--- REQUIREMENT ---
Read the listing and extract each line that includes the word "toutes".

--- DATASET ---

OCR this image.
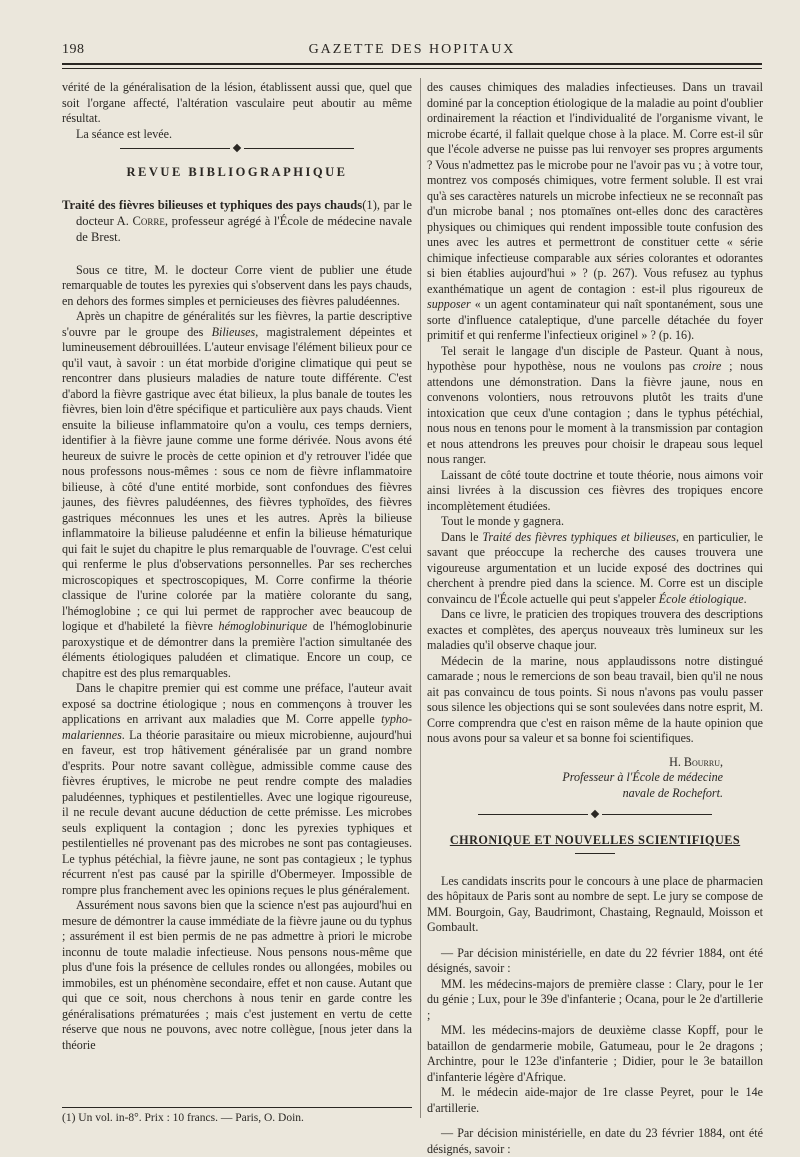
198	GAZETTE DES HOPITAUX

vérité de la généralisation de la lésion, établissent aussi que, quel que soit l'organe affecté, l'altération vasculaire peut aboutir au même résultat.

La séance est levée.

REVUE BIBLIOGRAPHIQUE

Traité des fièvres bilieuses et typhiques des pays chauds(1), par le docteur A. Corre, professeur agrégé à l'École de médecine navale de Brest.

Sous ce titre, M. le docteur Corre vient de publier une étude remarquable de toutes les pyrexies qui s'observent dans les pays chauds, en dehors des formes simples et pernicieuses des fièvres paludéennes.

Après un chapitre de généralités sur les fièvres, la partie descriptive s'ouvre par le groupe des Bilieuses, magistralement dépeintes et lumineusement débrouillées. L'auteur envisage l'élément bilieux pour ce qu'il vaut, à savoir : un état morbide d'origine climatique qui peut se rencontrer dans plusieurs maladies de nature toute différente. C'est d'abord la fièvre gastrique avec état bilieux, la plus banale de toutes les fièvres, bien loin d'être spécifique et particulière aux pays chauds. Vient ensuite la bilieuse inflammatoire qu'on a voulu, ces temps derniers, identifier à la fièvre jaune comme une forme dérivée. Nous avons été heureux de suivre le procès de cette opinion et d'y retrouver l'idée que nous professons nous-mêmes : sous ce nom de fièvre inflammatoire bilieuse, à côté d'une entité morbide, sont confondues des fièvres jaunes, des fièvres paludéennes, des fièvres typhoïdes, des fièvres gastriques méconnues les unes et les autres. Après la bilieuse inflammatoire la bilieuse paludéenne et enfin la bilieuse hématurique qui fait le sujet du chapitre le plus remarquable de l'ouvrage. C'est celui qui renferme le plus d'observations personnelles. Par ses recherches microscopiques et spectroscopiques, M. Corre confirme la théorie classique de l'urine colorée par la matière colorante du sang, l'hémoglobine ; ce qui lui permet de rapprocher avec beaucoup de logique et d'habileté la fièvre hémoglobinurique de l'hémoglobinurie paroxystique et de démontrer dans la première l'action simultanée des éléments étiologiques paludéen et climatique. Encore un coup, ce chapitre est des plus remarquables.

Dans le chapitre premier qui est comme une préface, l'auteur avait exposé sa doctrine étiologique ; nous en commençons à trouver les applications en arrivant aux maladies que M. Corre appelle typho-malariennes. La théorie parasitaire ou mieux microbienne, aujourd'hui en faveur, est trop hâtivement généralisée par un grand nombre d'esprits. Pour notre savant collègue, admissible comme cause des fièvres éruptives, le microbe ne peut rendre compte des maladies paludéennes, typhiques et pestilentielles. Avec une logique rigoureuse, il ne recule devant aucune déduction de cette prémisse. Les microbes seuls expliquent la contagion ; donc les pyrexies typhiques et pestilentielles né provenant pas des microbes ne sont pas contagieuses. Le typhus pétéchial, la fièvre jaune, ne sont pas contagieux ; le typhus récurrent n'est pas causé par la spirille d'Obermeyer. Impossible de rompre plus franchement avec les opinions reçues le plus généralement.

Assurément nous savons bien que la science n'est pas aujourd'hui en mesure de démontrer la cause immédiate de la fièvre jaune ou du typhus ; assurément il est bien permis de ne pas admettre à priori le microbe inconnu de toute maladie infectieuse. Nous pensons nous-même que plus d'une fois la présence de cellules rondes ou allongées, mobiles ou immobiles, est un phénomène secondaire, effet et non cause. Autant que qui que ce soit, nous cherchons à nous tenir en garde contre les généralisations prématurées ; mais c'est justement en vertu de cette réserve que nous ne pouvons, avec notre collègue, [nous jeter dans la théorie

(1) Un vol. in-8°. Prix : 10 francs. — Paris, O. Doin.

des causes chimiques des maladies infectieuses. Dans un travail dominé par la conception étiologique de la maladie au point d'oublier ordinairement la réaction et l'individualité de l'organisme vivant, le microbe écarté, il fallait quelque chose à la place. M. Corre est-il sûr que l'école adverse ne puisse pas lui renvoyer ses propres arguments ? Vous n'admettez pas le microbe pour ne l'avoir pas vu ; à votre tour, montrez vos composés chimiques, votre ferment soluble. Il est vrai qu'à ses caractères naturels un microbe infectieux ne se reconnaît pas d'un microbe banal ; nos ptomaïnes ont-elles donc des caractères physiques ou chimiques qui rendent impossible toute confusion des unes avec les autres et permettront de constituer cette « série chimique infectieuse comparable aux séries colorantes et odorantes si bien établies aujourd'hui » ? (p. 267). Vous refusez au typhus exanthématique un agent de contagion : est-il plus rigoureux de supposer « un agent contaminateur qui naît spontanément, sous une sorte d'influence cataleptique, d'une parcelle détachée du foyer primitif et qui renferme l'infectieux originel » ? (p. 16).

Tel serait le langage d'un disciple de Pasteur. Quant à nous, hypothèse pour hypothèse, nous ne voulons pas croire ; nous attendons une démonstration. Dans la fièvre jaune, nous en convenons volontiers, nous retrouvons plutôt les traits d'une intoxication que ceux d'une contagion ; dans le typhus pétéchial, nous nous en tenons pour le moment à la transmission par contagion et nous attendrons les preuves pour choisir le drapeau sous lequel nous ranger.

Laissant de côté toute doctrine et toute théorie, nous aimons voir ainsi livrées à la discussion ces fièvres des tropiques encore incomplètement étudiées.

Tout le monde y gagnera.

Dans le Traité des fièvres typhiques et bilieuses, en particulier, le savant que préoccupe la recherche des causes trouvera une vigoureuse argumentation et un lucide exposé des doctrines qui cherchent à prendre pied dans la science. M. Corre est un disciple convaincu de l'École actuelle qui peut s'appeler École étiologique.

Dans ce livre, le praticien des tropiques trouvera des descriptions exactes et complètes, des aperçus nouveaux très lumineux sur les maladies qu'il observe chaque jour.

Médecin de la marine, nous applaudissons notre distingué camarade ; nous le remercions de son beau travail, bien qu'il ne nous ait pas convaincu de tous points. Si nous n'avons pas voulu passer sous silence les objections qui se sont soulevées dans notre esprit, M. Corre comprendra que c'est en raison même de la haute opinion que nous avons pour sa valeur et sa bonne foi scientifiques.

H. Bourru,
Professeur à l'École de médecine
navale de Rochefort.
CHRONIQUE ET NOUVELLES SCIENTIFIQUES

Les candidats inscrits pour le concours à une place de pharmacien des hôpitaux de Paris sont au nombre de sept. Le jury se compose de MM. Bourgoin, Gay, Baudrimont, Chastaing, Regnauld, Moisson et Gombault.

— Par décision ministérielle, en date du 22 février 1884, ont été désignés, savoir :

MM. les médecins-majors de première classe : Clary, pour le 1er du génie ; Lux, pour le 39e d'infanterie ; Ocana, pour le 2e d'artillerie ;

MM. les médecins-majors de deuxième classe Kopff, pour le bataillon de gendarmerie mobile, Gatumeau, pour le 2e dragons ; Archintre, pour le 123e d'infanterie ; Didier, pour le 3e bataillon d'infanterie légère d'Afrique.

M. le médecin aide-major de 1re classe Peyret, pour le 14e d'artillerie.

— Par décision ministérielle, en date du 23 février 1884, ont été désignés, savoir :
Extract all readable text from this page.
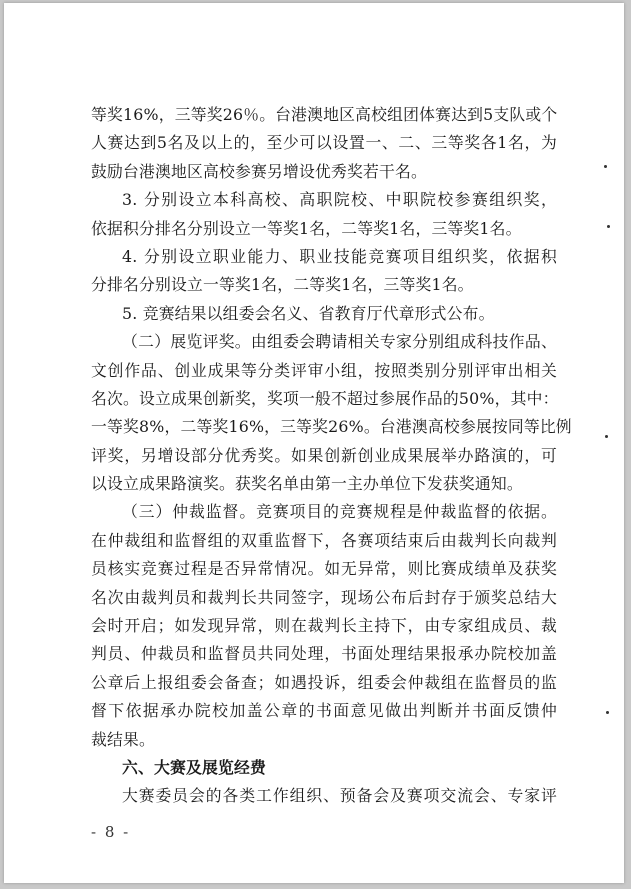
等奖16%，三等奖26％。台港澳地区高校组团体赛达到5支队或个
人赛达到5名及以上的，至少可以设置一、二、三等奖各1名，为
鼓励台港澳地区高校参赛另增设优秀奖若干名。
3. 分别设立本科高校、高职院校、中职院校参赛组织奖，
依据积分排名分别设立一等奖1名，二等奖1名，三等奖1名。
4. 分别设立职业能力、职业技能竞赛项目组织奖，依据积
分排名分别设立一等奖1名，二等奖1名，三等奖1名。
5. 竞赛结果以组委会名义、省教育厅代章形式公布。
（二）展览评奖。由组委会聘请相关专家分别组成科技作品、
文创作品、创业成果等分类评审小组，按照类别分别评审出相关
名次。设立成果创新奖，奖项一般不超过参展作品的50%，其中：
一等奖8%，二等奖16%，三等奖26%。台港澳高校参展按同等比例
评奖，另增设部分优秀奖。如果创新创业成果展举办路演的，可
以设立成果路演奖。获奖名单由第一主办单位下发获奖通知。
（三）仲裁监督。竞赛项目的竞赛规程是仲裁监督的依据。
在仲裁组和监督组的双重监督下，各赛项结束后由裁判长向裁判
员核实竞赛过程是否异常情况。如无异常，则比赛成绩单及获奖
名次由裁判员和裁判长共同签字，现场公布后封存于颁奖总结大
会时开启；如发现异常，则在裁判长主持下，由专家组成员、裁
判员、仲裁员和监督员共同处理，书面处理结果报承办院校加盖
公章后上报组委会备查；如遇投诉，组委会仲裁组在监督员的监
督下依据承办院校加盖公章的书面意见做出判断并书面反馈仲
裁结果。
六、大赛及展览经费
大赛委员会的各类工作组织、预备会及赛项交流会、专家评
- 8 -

--- FULL OUTPUT ---
Sous ce titre, M. le docteur Corre vient de publier une étude remarquable de toutes les pyrexies qui s'observent dans les pays chauds, en dehors des formes simples et pernicieuses des fièvres paludéennes.
Après un chapitre de généralités sur les fièvres, la partie descriptive s'ouvre par le groupe des Bilieuses, magistralement dépeintes et lumineusement débrouillées. L'auteur envisage l'élément bilieux pour ce qu'il vaut, à savoir : un état morbide d'origine climatique qui peut se rencontrer dans plusieurs maladies de nature toute différente. C'est d'abord la fièvre gastrique avec état bilieux, la plus banale de toutes les fièvres, bien loin d'être spécifique et particulière aux pays chauds. Vient ensuite la bilieuse inflammatoire qu'on a voulu, ces temps derniers, identifier à la fièvre jaune comme une forme dérivée. Nous avons été heureux de suivre le procès de cette opinion et d'y retrouver l'idée que nous professons nous-mêmes : sous ce nom de fièvre inflammatoire bilieuse, à côté d'une entité morbide, sont confondues des fièvres jaunes, des fièvres paludéennes, des fièvres typhoïdes, des fièvres gastriques méconnues les unes et les autres. Après la bilieuse inflammatoire la bilieuse paludéenne et enfin la bilieuse hématurique qui fait le sujet du chapitre le plus remarquable de l'ouvrage. C'est celui qui renferme le plus d'observations personnelles. Par ses recherches microscopiques et spectroscopiques, M. Corre confirme la théorie classique de l'urine colorée par la matière colorante du sang, l'hémoglobine ; ce qui lui permet de rapprocher avec beaucoup de logique et d'habileté la fièvre hémoglobinurique de l'hémoglobinurie paroxystique et de démontrer dans la première l'action simultanée des éléments étiologiques paludéen et climatique. Encore un coup, ce chapitre est des plus remarquables.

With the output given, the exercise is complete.